### Extracted records
#####
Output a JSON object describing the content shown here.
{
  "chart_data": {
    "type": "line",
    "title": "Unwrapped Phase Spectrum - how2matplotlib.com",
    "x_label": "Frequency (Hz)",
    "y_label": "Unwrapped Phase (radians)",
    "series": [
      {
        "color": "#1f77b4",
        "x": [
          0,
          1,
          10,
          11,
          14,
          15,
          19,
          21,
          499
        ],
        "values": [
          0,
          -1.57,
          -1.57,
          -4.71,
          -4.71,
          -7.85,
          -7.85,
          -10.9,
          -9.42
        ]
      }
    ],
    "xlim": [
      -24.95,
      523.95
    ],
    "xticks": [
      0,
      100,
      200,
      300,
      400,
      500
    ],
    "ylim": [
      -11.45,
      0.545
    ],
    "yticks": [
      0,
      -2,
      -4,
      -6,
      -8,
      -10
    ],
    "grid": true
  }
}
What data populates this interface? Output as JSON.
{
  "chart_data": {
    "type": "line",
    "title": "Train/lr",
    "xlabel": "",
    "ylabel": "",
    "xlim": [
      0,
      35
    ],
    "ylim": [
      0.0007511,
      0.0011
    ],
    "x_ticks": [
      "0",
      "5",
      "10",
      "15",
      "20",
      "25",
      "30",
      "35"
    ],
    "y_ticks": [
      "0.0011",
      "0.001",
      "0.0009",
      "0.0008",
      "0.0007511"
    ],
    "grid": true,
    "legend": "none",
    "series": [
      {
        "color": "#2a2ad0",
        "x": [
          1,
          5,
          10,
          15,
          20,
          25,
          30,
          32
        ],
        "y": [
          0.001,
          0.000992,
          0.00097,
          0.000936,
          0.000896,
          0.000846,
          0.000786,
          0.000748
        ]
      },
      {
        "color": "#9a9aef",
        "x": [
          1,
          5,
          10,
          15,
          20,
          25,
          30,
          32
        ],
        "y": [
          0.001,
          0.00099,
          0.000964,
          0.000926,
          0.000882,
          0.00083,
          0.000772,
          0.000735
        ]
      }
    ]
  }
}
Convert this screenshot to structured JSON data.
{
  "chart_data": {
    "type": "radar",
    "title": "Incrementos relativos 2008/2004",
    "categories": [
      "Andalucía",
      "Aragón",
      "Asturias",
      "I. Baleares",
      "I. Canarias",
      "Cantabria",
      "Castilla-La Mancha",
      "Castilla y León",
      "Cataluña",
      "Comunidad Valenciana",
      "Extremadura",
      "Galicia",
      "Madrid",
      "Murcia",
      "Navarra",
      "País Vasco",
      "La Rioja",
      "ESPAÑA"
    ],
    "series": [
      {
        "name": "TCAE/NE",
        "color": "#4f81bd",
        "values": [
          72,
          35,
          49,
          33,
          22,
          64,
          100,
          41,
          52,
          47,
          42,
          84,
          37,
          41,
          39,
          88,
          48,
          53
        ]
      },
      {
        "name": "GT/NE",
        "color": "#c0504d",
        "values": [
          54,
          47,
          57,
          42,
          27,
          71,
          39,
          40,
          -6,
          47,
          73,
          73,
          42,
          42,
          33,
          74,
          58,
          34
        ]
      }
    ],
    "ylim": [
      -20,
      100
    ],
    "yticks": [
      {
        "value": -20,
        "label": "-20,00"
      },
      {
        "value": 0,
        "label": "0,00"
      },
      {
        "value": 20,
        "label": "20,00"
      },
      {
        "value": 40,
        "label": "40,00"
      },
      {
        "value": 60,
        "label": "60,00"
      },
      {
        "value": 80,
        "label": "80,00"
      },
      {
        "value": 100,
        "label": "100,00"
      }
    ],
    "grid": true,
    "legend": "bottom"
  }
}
#####
### What is expected
Generate an exact reproduction of all entries.

### Answer for this exercise
Output a JSON object describing the content shown here.
{
  "chart_data": {
    "type": "line",
    "title": "Unwrapped Phase Spectrum - how2matplotlib.com",
    "x_label": "Frequency (Hz)",
    "y_label": "Unwrapped Phase (radians)",
    "series": [
      {
        "color": "#1f77b4",
        "x": [
          0,
          1,
          10,
          11,
          14,
          15,
          19,
          21,
          499
        ],
        "values": [
          0,
          -1.57,
          -1.57,
          -4.71,
          -4.71,
          -7.85,
          -7.85,
          -10.9,
          -9.42
        ]
      }
    ],
    "xlim": [
      -24.95,
      523.95
    ],
    "xticks": [
      0,
      100,
      200,
      300,
      400,
      500
    ],
    "ylim": [
      -11.45,
      0.545
    ],
    "yticks": [
      0,
      -2,
      -4,
      -6,
      -8,
      -10
    ],
    "grid": true
  }
}
What data populates this interface? Output as JSON.
{
  "chart_data": {
    "type": "line",
    "title": "Train/lr",
    "xlabel": "",
    "ylabel": "",
    "xlim": [
      0,
      35
    ],
    "ylim": [
      0.0007511,
      0.0011
    ],
    "x_ticks": [
      "0",
      "5",
      "10",
      "15",
      "20",
      "25",
      "30",
      "35"
    ],
    "y_ticks": [
      "0.0011",
      "0.001",
      "0.0009",
      "0.0008",
      "0.0007511"
    ],
    "grid": true,
    "legend": "none",
    "series": [
      {
        "color": "#2a2ad0",
        "x": [
          1,
          5,
          10,
          15,
          20,
          25,
          30,
          32
        ],
        "y": [
          0.001,
          0.000992,
          0.00097,
          0.000936,
          0.000896,
          0.000846,
          0.000786,
          0.000748
        ]
      },
      {
        "color": "#9a9aef",
        "x": [
          1,
          5,
          10,
          15,
          20,
          25,
          30,
          32
        ],
        "y": [
          0.001,
          0.00099,
          0.000964,
          0.000926,
          0.000882,
          0.00083,
          0.000772,
          0.000735
        ]
      }
    ]
  }
}
Convert this screenshot to structured JSON data.
{
  "chart_data": {
    "type": "radar",
    "title": "Incrementos relativos 2008/2004",
    "categories": [
      "Andalucía",
      "Aragón",
      "Asturias",
      "I. Baleares",
      "I. Canarias",
      "Cantabria",
      "Castilla-La Mancha",
      "Castilla y León",
      "Cataluña",
      "Comunidad Valenciana",
      "Extremadura",
      "Galicia",
      "Madrid",
      "Murcia",
      "Navarra",
      "País Vasco",
      "La Rioja",
      "ESPAÑA"
    ],
    "series": [
      {
        "name": "TCAE/NE",
        "color": "#4f81bd",
        "values": [
          72,
          35,
          49,
          33,
          22,
          64,
          100,
          41,
          52,
          47,
          42,
          84,
          37,
          41,
          39,
          88,
          48,
          53
        ]
      },
      {
        "name": "GT/NE",
        "color": "#c0504d",
        "values": [
          54,
          47,
          57,
          42,
          27,
          71,
          39,
          40,
          -6,
          47,
          73,
          73,
          42,
          42,
          33,
          74,
          58,
          34
        ]
      }
    ],
    "ylim": [
      -20,
      100
    ],
    "yticks": [
      {
        "value": -20,
        "label": "-20,00"
      },
      {
        "value": 0,
        "label": "0,00"
      },
      {
        "value": 20,
        "label": "20,00"
      },
      {
        "value": 40,
        "label": "40,00"
      },
      {
        "value": 60,
        "label": "60,00"
      },
      {
        "value": 80,
        "label": "80,00"
      },
      {
        "value": 100,
        "label": "100,00"
      }
    ],
    "grid": true,
    "legend": "bottom"
  }
}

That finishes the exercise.